__WHAT TO WORK ON__:
Of all the lines in the material, how many include the word "name"? Reply with the number alone.
-- Begin ROWS --
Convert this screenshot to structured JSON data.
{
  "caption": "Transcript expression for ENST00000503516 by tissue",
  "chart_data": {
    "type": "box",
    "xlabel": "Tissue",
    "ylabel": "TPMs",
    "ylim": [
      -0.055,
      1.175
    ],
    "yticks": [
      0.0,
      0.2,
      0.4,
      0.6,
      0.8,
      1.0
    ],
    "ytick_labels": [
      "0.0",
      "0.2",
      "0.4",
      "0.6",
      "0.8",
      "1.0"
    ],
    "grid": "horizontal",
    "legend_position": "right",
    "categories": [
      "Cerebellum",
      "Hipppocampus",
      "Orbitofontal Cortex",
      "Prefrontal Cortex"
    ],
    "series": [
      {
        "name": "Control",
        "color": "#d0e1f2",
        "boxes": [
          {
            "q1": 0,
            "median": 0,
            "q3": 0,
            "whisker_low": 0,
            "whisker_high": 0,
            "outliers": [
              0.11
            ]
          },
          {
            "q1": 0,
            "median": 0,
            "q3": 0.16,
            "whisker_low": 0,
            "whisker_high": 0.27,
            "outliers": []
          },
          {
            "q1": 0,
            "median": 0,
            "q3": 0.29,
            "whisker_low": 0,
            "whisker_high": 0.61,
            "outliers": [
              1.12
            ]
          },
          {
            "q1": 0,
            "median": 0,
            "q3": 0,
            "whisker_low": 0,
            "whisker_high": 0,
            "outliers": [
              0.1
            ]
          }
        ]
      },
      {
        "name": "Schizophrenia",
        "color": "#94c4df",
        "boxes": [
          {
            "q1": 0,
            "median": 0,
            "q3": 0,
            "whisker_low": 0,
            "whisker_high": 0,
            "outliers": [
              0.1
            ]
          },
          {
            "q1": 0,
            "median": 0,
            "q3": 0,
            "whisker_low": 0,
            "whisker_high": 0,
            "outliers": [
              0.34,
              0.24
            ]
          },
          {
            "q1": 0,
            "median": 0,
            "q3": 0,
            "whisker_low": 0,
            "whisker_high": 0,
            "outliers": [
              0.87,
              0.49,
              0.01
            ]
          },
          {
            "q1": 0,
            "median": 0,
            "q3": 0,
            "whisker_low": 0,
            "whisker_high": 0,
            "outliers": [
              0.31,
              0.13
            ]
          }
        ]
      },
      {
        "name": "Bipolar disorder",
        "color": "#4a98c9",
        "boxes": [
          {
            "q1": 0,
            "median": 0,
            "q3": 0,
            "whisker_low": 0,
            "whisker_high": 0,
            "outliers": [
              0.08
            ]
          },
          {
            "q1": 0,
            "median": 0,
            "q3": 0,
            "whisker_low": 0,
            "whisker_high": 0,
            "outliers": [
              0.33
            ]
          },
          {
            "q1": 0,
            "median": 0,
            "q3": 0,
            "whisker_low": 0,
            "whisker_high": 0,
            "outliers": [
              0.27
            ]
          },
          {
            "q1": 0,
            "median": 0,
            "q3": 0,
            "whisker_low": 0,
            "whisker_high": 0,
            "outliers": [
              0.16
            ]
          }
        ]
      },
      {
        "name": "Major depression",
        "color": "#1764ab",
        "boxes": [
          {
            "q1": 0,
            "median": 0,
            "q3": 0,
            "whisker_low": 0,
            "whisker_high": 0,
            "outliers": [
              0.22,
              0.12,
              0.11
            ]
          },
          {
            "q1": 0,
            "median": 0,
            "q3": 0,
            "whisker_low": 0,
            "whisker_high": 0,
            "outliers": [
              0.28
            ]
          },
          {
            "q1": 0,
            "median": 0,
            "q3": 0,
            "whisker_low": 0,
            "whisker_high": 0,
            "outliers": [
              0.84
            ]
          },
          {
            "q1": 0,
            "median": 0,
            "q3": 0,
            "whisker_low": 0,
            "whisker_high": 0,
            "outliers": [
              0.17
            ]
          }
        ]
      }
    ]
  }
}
-- End ROWS --
__RESULT__:
4